Data listing:
# # # # # # #

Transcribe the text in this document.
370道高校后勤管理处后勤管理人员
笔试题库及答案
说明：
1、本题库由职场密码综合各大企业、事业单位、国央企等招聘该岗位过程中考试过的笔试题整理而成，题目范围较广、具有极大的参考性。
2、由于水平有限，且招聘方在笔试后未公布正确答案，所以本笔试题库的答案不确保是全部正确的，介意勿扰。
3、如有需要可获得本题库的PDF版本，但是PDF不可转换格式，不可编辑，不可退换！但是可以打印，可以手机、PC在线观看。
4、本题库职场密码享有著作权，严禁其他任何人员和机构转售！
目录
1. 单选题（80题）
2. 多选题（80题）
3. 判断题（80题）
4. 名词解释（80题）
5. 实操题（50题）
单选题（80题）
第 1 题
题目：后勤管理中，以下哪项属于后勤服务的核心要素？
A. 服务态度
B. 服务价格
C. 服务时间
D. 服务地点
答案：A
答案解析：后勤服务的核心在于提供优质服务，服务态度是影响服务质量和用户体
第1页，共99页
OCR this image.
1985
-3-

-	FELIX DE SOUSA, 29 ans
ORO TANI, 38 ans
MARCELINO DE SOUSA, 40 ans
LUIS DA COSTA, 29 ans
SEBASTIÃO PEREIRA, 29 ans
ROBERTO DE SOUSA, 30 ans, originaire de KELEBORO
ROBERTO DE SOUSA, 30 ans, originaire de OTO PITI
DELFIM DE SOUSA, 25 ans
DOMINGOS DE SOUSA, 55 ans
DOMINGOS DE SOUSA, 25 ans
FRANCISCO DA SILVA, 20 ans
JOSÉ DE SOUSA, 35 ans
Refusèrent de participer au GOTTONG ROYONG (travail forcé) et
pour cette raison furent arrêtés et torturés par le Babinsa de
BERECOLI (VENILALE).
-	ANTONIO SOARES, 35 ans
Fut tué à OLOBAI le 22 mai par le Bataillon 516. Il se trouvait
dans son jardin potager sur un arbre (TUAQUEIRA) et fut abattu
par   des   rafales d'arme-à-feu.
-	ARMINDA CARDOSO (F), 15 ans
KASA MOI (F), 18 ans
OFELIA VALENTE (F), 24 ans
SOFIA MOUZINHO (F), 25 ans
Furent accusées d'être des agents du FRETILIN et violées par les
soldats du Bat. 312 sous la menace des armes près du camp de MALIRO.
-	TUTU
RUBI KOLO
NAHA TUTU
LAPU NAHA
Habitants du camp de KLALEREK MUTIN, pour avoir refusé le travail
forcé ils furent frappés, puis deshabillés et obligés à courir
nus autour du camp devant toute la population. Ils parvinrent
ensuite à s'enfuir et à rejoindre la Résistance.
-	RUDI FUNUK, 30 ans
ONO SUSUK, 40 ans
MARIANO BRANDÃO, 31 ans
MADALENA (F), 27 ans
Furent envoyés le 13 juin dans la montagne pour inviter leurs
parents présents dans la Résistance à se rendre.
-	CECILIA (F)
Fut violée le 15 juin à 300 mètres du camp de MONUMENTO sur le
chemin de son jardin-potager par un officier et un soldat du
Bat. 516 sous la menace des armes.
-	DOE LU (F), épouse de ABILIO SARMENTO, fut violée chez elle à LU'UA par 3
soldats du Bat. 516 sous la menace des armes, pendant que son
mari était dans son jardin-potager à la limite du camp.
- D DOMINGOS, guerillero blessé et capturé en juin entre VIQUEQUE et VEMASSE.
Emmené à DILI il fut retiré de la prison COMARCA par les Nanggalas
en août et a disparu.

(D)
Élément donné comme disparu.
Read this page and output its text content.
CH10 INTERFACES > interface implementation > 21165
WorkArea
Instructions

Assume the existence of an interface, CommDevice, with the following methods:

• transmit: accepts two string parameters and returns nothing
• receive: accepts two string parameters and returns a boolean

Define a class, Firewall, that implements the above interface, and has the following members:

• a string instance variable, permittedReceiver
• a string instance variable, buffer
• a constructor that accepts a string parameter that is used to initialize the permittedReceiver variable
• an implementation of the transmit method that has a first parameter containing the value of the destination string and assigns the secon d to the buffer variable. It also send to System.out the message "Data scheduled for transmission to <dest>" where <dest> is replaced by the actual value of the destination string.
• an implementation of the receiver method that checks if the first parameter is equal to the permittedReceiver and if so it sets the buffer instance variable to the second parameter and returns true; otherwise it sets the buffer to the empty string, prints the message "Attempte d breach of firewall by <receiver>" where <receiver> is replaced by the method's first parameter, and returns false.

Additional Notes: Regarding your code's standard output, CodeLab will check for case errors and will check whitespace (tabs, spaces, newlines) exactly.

# # # # # # #

*Your instructions:*
Copy out every line from the material above in which the word "DOMINGOS" appears.

*Solution below:*
DOMINGOS DE SOUSA, 55 ans
DOMINGOS DE SOUSA, 25 ans
- D DOMINGOS, guerillero blessé et capturé en juin entre VIQUEQUE et VEMASSE.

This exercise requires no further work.